◆ **STATED EXERCISE**
Look for "Prin" in each line of the entries, and return the matching lines.

Dataset excerpts
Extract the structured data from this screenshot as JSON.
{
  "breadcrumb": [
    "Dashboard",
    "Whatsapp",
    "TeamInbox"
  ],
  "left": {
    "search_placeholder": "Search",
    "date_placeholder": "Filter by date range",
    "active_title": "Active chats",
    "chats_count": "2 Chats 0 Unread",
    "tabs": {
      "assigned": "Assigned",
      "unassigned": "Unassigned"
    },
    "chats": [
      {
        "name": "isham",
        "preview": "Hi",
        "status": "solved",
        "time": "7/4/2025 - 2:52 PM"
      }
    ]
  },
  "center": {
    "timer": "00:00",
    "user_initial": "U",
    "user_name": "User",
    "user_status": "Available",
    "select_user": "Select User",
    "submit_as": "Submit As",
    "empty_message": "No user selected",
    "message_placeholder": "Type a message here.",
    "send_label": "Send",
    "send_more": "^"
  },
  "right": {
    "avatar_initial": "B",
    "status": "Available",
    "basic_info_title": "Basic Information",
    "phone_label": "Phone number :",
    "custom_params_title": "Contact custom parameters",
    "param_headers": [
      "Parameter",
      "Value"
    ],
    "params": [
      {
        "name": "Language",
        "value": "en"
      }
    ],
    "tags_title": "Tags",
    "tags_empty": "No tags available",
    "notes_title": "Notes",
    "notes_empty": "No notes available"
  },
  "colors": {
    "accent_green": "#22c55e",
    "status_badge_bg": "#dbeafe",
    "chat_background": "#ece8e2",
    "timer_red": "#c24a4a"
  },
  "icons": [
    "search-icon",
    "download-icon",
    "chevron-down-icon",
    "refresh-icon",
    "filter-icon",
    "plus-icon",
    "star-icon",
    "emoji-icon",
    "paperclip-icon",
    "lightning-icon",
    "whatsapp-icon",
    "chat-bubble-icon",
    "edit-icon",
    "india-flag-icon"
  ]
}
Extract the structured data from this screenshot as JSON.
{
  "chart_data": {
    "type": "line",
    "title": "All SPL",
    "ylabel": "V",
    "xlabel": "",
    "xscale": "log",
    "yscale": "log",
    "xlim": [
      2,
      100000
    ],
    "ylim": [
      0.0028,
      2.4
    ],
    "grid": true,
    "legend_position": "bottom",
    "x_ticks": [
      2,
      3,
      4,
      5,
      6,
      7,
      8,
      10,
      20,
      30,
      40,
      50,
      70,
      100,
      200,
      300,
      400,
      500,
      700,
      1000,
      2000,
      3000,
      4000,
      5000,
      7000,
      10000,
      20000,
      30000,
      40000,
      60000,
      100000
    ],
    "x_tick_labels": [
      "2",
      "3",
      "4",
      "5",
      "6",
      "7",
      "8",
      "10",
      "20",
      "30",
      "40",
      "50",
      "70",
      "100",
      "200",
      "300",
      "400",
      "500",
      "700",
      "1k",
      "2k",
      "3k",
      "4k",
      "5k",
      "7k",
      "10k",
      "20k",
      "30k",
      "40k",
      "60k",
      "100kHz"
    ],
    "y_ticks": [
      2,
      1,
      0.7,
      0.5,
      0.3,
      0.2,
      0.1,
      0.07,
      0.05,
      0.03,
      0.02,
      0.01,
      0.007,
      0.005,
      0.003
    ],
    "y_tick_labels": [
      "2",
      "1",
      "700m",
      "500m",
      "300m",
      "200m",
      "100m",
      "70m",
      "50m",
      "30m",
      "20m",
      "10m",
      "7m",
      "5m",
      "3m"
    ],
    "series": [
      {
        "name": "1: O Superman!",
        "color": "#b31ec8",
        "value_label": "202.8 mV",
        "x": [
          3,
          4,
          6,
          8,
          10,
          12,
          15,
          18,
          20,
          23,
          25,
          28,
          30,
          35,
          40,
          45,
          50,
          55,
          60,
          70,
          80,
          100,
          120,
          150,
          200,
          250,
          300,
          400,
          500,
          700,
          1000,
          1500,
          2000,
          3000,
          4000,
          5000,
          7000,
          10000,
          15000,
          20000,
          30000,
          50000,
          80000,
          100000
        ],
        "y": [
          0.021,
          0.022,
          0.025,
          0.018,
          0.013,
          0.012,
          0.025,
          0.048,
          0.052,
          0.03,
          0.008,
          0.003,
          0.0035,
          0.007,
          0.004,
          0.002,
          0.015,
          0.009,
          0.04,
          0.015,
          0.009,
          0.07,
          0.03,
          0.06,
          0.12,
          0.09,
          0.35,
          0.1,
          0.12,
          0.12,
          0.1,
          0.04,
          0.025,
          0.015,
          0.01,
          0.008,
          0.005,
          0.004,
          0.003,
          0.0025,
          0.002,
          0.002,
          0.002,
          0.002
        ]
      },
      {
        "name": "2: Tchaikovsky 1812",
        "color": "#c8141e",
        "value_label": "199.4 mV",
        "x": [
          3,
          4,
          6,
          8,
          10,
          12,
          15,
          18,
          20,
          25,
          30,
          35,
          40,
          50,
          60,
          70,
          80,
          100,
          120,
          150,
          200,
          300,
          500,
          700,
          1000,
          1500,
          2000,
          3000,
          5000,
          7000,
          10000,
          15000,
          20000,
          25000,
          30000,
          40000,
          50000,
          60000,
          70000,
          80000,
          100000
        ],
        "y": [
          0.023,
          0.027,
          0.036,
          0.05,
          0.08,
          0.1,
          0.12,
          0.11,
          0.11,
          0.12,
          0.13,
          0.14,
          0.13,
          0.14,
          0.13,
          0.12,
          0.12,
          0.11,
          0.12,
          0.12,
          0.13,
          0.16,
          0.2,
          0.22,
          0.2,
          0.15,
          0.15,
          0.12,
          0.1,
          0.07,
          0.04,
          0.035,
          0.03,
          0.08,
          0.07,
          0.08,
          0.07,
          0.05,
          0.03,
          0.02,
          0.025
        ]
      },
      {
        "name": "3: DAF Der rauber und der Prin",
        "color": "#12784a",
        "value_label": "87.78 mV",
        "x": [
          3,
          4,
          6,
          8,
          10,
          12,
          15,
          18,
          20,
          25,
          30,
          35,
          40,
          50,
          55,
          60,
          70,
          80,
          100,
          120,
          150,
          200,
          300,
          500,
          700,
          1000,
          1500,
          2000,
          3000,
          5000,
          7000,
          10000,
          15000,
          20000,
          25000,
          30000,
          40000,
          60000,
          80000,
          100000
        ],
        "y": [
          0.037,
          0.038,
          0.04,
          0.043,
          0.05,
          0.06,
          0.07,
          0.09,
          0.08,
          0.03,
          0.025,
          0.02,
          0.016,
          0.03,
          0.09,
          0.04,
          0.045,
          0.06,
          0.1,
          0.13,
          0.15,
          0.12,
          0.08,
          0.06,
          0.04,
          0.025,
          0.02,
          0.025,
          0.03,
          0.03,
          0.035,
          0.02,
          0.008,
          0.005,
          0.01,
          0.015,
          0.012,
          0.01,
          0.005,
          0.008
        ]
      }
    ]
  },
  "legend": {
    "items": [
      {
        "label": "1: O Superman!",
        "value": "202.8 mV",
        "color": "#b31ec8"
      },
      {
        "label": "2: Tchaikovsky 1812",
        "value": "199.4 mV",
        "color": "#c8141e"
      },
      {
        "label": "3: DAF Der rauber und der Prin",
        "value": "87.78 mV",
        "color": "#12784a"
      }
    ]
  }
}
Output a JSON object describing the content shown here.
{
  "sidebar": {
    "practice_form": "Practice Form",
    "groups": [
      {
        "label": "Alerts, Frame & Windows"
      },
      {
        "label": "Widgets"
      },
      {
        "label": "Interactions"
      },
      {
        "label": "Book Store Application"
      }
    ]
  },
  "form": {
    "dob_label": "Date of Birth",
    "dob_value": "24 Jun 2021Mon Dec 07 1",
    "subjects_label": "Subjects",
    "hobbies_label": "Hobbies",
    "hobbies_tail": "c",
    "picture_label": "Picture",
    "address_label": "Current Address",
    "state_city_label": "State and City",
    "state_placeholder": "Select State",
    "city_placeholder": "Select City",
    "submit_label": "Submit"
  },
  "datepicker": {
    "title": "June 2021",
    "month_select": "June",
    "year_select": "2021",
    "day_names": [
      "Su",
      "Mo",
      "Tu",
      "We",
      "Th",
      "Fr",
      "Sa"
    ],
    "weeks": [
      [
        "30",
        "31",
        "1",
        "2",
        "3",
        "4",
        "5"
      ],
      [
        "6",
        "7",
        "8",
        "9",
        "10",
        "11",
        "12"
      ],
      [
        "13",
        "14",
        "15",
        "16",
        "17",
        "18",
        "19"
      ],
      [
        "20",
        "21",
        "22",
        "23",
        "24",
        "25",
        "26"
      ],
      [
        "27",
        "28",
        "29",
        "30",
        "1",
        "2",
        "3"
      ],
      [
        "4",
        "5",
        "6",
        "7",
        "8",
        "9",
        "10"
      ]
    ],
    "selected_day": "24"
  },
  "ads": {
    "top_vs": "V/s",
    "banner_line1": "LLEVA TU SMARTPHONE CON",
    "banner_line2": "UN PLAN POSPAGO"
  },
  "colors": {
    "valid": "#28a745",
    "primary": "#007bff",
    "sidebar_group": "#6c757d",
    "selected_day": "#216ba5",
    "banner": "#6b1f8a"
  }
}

◆ **RESULT OF THIS TASK**
        "name": "3: DAF Der rauber und der Prin",
        "label": "3: DAF Der rauber und der Prin",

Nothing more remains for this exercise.